Exercise brief
Return the passage of the kitchen cabinet article from "Start With the" to "kept things cohesive.", copied word for word.

Extracted text
────────────────

Building cabinets isn’t all that different from doing a puzzle: You’re looking for the perfect fit. But when Jess and Jonathan Taylor, founders of Los Angeles–based design studio Taylor + Taylor, were renovating a duplex in the city’s Silver Lake neighborhood, the pieces didn’t come together so easily; the layout in one of the two kitchens was especially tight. The simplest solution was to go overboard with hidden storage, but that would mean sacrificing an open and airy feel. “We had to think outside the box,” says Jess. Literally.
Their fix offers the best of both worlds. The designers made the upper cabinets shorter, then hung a few open shelves from the undersides. “You shouldn’t not do something because it happens to be trendy,” says Jonathan. “At the same time, you also don’t want to do things that lack total imagination.” The couple didn’t want door fronts hanging so low that it crowded the prep area. The niches, although they’re situated only 20 inches above the counter, aren’t visually obstructive. Here, the designers break down what you should know before trying out a similar configuration.
Start With the Ceiling
Remodeling an older home? Odds are, you’ll have some wiggle room to open up the ceiling. “Who did soffits in the ’70s? Everyone. Why? I don’t know,” say Jess, laughing. For this project, the designers immediately got rid of the overhang and fluorescent lighting, gaining a good chunk of space for taller cabinets in the process.
Continue the Shelf Material Up
While the couple could have technically run a single floating shelf below the upper cabinets, a blank stretch of drywall in between the plank and the cupboard would have looked choppy. “Especially since the counters are white,” says Jess. The extra piece of maple plywood in between the base of the cabinets and the ledge kept things cohesive.

────────────────

Dataset extract
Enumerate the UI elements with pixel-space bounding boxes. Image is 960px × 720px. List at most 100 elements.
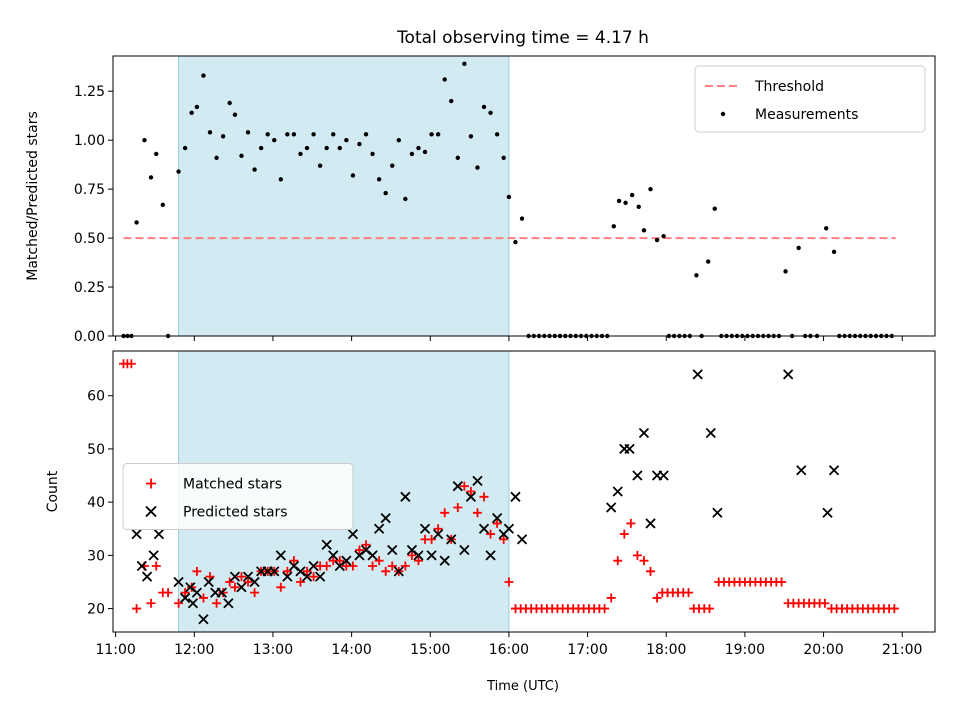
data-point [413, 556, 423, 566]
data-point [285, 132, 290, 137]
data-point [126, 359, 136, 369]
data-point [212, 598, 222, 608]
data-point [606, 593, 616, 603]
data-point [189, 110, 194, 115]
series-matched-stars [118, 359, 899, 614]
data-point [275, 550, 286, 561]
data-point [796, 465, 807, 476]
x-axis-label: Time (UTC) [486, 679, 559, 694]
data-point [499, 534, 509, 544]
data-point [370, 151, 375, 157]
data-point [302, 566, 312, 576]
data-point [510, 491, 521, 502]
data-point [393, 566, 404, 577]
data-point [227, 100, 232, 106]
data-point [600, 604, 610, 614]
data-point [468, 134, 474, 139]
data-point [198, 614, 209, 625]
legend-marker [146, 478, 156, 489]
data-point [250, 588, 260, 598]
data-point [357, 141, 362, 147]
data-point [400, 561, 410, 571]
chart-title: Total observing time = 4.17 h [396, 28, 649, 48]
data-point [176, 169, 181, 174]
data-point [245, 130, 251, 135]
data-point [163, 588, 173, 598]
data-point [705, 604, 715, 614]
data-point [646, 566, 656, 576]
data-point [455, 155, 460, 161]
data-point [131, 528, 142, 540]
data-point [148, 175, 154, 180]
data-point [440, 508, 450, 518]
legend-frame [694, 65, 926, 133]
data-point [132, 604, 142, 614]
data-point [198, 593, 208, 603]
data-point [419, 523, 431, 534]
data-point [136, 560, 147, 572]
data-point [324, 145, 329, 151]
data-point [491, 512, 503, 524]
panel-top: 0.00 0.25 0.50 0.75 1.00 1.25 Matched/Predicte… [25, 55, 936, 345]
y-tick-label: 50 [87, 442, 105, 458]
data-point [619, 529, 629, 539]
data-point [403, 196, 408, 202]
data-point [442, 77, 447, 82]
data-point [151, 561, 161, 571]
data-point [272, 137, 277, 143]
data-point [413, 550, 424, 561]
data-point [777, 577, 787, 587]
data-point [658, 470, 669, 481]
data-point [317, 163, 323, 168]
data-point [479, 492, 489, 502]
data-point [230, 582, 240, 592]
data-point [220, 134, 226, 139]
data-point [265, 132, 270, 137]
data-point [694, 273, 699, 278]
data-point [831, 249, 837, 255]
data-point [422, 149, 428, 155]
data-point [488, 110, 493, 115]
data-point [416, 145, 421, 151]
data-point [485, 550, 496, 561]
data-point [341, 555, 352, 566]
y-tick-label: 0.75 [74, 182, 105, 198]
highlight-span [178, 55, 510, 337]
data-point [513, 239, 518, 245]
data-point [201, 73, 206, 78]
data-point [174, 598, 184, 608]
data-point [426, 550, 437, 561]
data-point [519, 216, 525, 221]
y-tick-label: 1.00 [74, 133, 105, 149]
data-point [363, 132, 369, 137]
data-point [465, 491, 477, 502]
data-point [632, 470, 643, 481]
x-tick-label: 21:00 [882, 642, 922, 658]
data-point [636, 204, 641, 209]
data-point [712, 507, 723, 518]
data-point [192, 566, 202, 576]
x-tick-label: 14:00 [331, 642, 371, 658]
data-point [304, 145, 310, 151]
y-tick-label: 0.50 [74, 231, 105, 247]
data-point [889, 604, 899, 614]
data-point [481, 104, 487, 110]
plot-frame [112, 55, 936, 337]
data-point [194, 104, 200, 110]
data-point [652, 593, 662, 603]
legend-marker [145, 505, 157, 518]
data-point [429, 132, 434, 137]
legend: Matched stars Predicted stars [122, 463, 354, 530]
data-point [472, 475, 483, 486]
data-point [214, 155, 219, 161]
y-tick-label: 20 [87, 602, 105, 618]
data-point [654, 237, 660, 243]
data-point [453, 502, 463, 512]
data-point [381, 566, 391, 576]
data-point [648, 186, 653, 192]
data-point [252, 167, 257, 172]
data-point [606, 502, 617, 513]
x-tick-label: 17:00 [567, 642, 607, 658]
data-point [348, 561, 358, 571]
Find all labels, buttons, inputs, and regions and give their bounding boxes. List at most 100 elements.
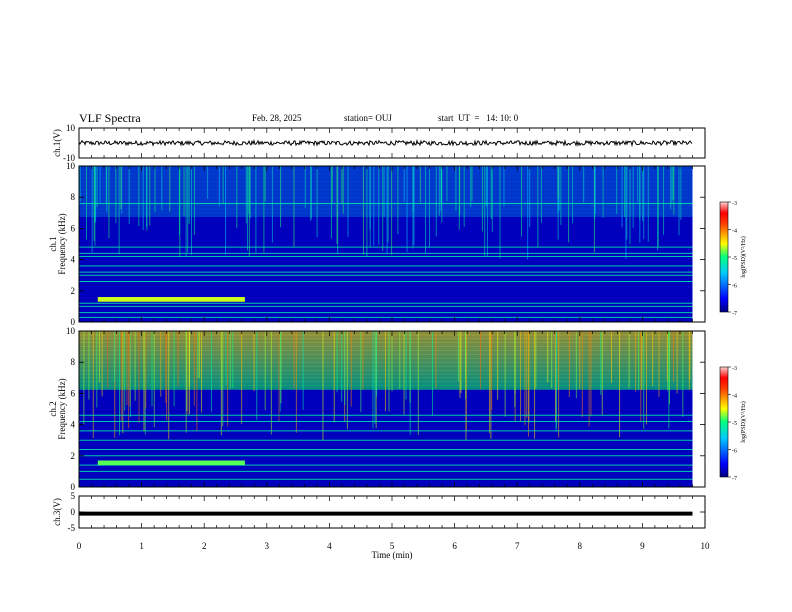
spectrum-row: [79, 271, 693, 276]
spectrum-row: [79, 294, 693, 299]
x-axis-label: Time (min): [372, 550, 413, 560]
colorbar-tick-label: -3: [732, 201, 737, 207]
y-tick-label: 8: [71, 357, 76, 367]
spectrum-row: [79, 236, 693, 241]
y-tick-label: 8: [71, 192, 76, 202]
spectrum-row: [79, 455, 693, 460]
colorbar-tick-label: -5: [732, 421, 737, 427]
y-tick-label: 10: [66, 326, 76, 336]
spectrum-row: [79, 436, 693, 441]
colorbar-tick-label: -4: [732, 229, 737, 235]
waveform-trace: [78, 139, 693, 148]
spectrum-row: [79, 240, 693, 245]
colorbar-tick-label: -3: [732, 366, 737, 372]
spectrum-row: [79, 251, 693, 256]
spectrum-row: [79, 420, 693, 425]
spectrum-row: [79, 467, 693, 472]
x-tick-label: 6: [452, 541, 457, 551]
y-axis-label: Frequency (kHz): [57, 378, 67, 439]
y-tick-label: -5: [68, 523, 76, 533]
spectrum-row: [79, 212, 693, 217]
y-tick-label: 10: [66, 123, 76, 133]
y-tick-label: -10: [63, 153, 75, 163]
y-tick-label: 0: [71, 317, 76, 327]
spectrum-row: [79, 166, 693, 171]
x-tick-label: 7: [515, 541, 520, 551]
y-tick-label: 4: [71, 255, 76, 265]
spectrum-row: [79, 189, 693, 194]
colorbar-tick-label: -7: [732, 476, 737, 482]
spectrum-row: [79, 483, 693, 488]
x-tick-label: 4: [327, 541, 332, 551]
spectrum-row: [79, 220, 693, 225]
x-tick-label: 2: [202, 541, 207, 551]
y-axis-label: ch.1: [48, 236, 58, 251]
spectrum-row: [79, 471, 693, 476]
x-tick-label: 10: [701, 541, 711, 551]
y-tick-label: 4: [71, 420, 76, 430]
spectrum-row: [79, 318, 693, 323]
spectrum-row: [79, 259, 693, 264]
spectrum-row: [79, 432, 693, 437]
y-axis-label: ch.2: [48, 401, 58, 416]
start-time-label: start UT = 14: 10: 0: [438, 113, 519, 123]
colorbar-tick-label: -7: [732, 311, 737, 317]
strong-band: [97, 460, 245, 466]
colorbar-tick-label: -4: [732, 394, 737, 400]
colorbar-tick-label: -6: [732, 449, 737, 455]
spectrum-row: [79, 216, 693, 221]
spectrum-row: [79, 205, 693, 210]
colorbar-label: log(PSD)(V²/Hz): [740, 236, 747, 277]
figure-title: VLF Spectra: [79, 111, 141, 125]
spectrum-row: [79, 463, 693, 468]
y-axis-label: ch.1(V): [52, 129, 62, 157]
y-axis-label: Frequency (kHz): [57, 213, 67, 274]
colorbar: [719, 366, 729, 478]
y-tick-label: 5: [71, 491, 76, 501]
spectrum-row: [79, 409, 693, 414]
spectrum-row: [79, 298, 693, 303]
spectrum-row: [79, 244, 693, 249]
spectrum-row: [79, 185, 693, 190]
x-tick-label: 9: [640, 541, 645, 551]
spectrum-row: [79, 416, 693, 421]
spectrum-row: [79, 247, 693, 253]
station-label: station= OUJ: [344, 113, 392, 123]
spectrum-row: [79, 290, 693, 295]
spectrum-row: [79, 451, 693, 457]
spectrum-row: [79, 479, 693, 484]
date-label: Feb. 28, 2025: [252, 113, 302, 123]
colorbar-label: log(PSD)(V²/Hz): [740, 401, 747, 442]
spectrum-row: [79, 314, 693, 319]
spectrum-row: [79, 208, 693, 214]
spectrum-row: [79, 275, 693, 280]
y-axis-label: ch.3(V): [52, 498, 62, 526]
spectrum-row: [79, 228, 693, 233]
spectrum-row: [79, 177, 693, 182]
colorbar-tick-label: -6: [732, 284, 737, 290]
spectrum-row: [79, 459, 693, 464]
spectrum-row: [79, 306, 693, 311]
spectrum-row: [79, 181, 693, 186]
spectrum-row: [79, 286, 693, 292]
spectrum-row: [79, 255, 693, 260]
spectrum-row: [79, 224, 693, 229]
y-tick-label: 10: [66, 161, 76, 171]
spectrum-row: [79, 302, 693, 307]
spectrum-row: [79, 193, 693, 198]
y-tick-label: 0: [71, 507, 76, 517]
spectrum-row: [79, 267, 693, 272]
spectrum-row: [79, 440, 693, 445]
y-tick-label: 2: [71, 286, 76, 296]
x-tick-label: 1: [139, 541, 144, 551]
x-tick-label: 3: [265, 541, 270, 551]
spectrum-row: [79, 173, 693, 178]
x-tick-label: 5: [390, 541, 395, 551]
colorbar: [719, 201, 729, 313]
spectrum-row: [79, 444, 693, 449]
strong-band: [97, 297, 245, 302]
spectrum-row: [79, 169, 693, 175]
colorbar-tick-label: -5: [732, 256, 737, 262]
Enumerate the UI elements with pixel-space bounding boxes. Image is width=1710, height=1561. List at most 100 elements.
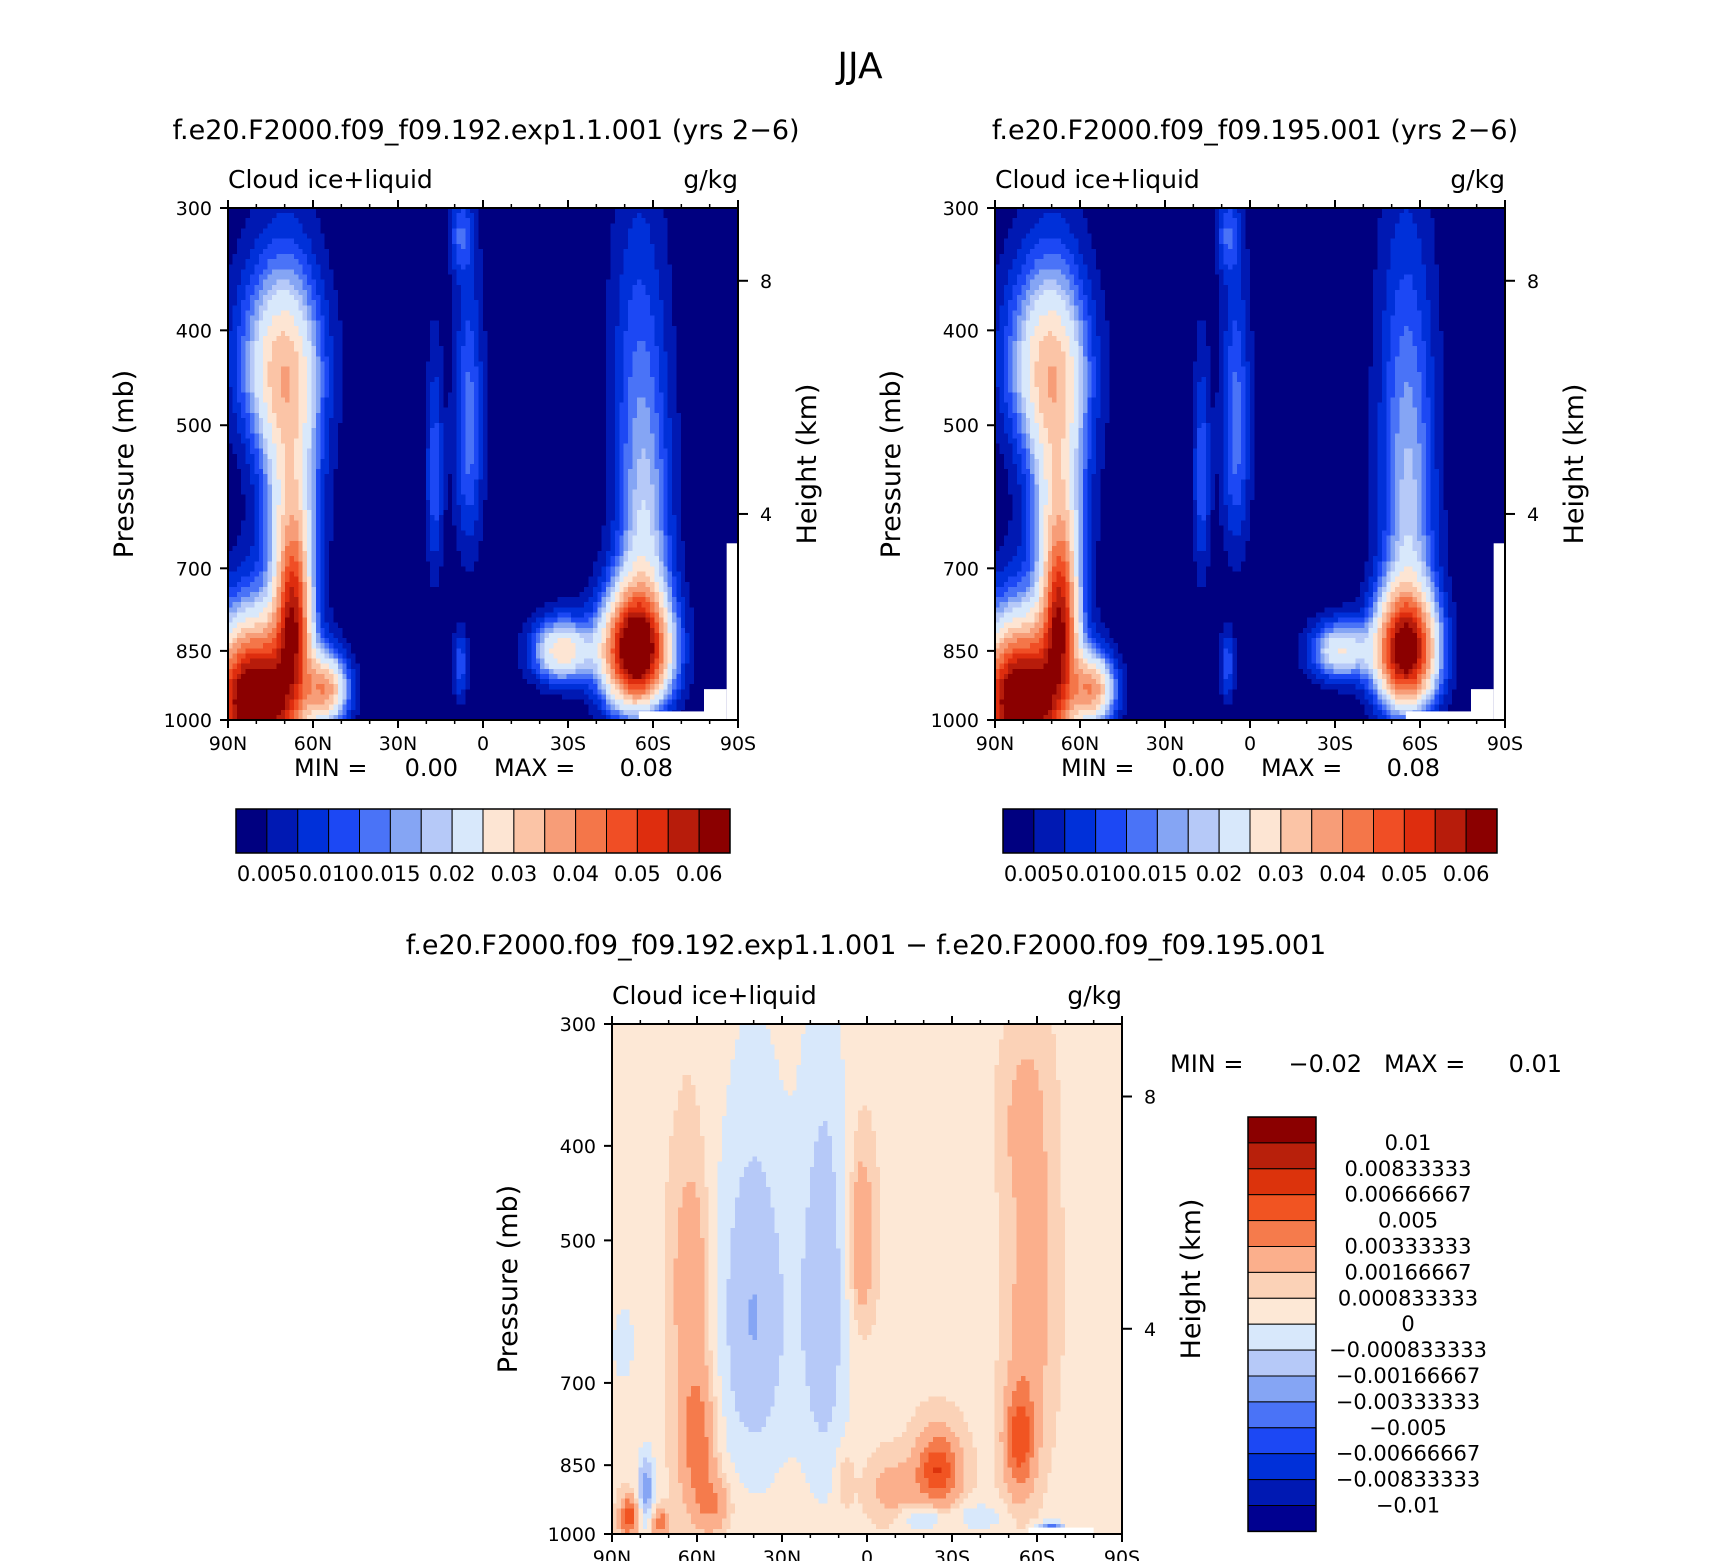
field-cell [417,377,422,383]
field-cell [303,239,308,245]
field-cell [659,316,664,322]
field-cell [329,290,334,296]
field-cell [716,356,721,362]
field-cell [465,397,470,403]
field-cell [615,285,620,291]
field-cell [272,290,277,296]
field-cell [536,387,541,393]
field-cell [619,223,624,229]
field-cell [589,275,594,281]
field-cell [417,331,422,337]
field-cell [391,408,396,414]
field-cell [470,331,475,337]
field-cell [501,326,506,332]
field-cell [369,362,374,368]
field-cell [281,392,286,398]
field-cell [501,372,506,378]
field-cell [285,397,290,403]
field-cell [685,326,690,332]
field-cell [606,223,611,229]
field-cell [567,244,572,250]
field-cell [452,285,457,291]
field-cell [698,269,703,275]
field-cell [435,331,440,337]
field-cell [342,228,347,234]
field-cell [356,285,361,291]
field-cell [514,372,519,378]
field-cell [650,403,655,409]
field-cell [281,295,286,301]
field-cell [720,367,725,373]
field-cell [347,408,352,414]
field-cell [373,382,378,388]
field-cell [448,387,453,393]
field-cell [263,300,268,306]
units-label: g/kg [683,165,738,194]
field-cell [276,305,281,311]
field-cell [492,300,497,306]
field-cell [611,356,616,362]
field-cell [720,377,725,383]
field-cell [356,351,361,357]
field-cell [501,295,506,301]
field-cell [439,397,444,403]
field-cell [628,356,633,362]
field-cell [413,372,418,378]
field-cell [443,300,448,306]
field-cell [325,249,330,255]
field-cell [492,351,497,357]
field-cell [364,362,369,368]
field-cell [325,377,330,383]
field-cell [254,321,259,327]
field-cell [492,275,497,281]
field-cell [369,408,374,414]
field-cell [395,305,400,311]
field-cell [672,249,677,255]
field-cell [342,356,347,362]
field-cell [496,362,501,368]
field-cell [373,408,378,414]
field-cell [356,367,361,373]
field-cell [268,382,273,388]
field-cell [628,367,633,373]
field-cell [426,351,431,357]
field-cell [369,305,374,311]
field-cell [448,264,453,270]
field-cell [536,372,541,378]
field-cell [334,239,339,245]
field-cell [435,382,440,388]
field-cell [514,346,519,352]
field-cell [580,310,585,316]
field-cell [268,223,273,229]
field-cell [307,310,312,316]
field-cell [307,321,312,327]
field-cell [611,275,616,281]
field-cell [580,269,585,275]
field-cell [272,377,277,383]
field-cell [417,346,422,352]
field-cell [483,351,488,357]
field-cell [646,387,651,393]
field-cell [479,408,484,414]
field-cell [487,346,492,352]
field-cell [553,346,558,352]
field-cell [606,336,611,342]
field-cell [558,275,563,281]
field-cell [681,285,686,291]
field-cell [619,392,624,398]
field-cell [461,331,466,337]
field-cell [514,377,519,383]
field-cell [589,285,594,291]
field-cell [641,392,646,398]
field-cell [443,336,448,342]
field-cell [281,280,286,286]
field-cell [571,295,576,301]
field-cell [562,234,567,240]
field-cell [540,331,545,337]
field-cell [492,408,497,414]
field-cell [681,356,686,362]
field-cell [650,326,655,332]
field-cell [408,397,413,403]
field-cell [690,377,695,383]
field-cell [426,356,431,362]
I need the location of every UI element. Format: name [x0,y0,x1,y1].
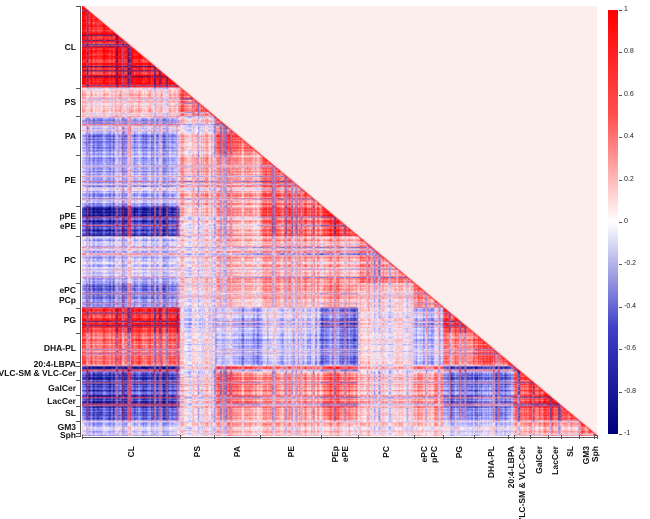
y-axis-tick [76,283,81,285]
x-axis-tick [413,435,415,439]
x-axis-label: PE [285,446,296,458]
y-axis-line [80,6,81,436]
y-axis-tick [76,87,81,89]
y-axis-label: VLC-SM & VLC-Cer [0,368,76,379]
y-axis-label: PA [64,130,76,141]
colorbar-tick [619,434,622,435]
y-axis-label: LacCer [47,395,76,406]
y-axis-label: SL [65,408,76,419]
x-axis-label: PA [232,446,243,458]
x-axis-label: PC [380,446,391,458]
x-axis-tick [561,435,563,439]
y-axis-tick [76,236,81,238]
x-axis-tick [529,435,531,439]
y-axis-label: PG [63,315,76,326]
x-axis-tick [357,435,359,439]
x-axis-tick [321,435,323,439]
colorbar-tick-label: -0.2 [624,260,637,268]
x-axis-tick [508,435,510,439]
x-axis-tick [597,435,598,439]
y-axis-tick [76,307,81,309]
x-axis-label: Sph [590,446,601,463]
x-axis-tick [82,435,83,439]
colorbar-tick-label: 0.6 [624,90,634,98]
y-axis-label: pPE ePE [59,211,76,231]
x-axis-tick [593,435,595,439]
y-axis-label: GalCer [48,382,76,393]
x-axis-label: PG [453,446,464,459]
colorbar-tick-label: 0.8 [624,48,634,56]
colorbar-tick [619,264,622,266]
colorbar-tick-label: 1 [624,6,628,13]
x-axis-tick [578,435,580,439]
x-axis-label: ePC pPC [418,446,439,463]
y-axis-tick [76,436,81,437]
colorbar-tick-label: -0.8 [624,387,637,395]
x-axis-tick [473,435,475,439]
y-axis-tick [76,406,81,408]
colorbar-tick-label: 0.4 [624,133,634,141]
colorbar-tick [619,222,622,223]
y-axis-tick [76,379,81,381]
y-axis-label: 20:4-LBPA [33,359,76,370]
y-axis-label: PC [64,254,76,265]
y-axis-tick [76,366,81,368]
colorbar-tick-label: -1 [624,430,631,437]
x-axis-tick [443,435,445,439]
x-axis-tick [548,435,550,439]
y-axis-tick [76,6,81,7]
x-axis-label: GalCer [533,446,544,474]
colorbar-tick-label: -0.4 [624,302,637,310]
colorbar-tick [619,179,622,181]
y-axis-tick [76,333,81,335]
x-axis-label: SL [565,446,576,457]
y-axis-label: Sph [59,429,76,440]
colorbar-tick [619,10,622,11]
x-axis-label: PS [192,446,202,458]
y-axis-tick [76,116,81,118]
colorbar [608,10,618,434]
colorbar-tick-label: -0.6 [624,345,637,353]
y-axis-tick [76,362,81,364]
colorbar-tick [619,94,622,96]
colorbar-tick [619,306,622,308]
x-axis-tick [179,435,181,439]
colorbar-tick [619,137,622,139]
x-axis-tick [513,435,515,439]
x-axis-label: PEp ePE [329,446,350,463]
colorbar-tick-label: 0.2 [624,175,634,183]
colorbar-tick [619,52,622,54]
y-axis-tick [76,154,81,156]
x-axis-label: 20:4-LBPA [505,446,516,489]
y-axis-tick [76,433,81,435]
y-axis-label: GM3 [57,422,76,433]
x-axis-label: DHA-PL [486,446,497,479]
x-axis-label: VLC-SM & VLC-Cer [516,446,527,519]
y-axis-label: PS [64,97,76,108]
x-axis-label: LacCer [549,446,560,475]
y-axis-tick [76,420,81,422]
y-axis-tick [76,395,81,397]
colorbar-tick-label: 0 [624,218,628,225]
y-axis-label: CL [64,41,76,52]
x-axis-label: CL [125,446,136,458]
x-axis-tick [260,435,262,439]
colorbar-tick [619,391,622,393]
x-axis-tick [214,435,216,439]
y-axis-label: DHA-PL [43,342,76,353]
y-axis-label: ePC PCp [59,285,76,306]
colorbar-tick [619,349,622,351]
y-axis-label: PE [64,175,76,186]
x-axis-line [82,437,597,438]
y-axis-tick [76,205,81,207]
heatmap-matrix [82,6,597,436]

────────────────

Expected output
Start With the Ceiling
Remodeling an older home? Odds are, you’ll have some wiggle room to open up the ceiling. “Who did soffits in the ’70s? Everyone. Why? I don’t know,” say Jess, laughing. For this project, the designers immediately got rid of the overhang and fluorescent lighting, gaining a good chunk of space for taller cabinets in the process.
Continue the Shelf Material Up
While the couple could have technically run a single floating shelf below the upper cabinets, a blank stretch of drywall in between the plank and the cupboard would have looked choppy. “Especially since the counters are white,” says Jess. The extra piece of maple plywood in between the base of the cabinets and the ledge kept things cohesive.